--- start TASK DATA ---

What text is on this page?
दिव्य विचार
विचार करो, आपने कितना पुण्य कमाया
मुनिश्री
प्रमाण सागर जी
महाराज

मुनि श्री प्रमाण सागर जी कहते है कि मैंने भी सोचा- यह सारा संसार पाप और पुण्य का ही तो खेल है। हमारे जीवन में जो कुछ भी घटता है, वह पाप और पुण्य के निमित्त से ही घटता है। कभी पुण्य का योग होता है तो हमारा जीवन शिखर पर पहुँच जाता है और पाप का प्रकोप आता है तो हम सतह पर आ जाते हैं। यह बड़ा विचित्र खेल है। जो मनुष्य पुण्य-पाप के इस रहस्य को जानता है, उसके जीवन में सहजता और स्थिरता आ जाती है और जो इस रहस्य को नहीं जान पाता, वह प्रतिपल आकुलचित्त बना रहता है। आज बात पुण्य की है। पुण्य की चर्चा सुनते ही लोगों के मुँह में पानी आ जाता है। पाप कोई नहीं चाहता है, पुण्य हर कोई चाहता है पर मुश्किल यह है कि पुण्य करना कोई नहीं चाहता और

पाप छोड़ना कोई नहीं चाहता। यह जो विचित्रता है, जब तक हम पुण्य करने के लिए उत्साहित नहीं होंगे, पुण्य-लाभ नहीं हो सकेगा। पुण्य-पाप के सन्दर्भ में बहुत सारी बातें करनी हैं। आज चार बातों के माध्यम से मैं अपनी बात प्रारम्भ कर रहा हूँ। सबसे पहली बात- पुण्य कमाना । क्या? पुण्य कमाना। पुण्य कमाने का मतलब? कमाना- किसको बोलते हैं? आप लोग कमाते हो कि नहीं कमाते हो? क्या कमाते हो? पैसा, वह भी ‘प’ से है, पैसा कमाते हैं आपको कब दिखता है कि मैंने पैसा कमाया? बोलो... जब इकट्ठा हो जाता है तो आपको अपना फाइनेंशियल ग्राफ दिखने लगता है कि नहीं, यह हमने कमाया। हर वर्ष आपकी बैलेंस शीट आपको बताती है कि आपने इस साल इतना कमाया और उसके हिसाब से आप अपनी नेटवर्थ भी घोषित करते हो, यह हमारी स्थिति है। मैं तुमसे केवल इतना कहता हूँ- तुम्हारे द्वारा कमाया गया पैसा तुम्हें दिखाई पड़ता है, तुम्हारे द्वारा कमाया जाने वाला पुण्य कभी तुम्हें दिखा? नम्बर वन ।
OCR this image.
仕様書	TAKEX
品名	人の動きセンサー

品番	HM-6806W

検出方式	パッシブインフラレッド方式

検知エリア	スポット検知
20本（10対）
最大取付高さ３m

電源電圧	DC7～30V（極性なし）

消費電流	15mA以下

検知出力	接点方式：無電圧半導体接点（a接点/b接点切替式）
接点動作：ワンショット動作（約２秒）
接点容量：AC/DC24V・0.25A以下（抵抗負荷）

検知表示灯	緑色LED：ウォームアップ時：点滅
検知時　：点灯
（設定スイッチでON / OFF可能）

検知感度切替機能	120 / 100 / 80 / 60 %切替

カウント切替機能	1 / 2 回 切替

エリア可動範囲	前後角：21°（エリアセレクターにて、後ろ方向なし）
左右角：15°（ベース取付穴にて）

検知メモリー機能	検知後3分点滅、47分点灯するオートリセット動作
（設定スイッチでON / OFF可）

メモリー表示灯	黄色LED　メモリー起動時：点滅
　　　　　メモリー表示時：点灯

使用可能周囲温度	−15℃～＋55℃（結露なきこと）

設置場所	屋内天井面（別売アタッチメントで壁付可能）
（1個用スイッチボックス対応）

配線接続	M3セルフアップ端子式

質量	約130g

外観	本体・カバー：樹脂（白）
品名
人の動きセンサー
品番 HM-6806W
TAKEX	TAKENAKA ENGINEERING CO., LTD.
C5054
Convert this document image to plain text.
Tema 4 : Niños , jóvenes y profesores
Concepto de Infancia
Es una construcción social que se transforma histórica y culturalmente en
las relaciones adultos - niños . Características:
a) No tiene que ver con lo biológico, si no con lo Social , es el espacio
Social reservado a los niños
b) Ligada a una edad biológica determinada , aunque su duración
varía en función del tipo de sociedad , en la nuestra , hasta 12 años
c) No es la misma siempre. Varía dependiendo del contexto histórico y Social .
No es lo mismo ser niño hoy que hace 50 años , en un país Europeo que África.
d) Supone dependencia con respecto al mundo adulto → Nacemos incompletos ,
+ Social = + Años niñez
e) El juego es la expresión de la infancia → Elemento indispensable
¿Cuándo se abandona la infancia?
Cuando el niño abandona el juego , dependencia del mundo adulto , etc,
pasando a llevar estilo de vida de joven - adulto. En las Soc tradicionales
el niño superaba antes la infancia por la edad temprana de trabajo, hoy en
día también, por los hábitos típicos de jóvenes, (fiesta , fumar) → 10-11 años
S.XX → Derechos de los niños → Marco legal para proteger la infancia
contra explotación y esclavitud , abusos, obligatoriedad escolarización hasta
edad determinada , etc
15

--- end TASK DATA ---

**EXERCISE INSTRUCTIONS**
Leave out every line without the string "hasta" and copy the rest.

**EXERCISE OUTPUT**
varía en función del tipo de sociedad , en la nuestra , hasta 12 años
contra explotación y esclavitud , abusos, obligatoriedad escolarización hasta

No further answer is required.